■ **Short exercise**:
Convert the lines below into a Markdown table with the columns "No." and "Line", numbering the rows and dropping any blank lines. Leave the pictures out.

■ **Raw records**:
_ _ _ _ _

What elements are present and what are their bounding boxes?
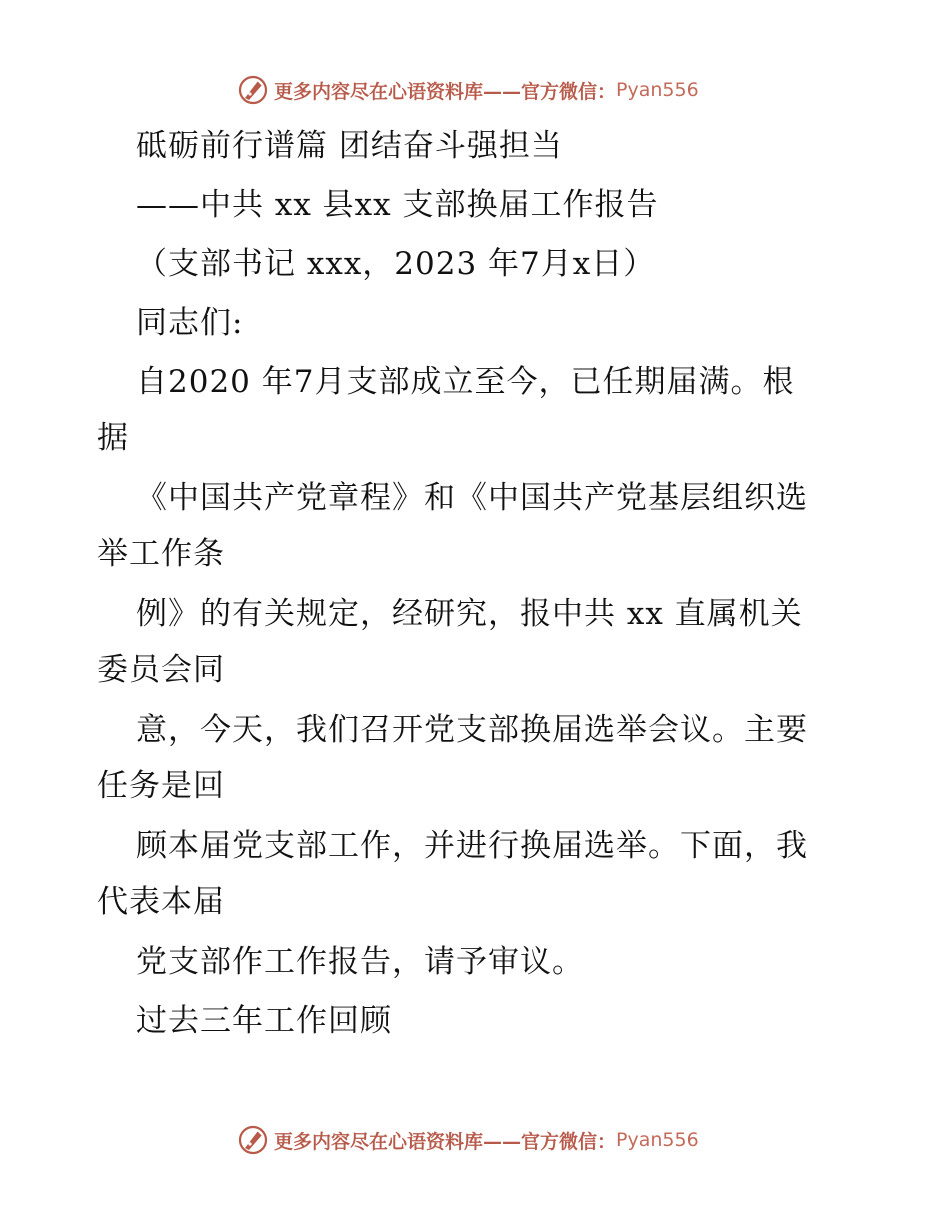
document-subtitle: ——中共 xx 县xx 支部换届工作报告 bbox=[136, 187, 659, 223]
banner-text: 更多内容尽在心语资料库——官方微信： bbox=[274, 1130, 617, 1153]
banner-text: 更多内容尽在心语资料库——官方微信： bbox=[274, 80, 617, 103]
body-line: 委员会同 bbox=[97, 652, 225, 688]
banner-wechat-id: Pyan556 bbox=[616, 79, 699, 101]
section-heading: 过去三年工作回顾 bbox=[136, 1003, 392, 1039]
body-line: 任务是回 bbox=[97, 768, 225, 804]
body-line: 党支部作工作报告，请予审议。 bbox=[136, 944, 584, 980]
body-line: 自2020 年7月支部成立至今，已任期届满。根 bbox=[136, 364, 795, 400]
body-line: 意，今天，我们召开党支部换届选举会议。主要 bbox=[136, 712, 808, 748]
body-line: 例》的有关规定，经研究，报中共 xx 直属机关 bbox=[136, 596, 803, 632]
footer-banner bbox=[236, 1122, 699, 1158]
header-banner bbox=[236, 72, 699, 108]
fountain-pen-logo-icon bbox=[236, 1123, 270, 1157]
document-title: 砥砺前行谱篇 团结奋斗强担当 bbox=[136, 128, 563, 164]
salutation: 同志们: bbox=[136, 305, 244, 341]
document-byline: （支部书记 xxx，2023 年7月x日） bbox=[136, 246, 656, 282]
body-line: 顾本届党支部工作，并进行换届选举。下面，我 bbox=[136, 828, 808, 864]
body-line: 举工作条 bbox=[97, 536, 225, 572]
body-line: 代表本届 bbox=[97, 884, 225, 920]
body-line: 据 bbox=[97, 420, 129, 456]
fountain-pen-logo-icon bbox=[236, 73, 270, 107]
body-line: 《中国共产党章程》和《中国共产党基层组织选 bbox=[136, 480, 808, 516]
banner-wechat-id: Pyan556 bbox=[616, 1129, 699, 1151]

_ _ _ _ _

■ **The response**:
| No. | Line |
|---|---|
| 1 | What elements are present and what are their bounding boxes? |
| 2 | document-subtitle: ——中共 xx 县xx 支部换届工作报告 bbox=[136, 187, 659, 223] |
| 3 | banner-text: 更多内容尽在心语资料库——官方微信： bbox=[274, 1130, 617, 1153] |
| 4 | banner-text: 更多内容尽在心语资料库——官方微信： bbox=[274, 80, 617, 103] |
| 5 | body-line: 委员会同 bbox=[97, 652, 225, 688] |
| 6 | banner-wechat-id: Pyan556 bbox=[616, 79, 699, 101] |
| 7 | section-heading: 过去三年工作回顾 bbox=[136, 1003, 392, 1039] |
| 8 | body-line: 任务是回 bbox=[97, 768, 225, 804] |
| 9 | body-line: 党支部作工作报告，请予审议。 bbox=[136, 944, 584, 980] |
| 10 | body-line: 自2020 年7月支部成立至今，已任期届满。根 bbox=[136, 364, 795, 400] |
| 11 | body-line: 意，今天，我们召开党支部换届选举会议。主要 bbox=[136, 712, 808, 748] |
| 12 | body-line: 例》的有关规定，经研究，报中共 xx 直属机关 bbox=[136, 596, 803, 632] |
| 13 | footer-banner bbox=[236, 1122, 699, 1158] |
| 14 | header-banner bbox=[236, 72, 699, 108] |
| 15 | fountain-pen-logo-icon bbox=[236, 1123, 270, 1157] |
| 16 | document-title: 砥砺前行谱篇 团结奋斗强担当 bbox=[136, 128, 563, 164] |
| 17 | salutation: 同志们: bbox=[136, 305, 244, 341] |
| 18 | document-byline: （支部书记 xxx，2023 年7月x日） bbox=[136, 246, 656, 282] |
| 19 | body-line: 顾本届党支部工作，并进行换届选举。下面，我 bbox=[136, 828, 808, 864] |
| 20 | body-line: 举工作条 bbox=[97, 536, 225, 572] |
| 21 | body-line: 代表本届 bbox=[97, 884, 225, 920] |
| 22 | body-line: 据 bbox=[97, 420, 129, 456] |
| 23 | fountain-pen-logo-icon bbox=[236, 73, 270, 107] |
| 24 | body-line: 《中国共产党章程》和《中国共产党基层组织选 bbox=[136, 480, 808, 516] |
| 25 | banner-wechat-id: Pyan556 bbox=[616, 1129, 699, 1151] |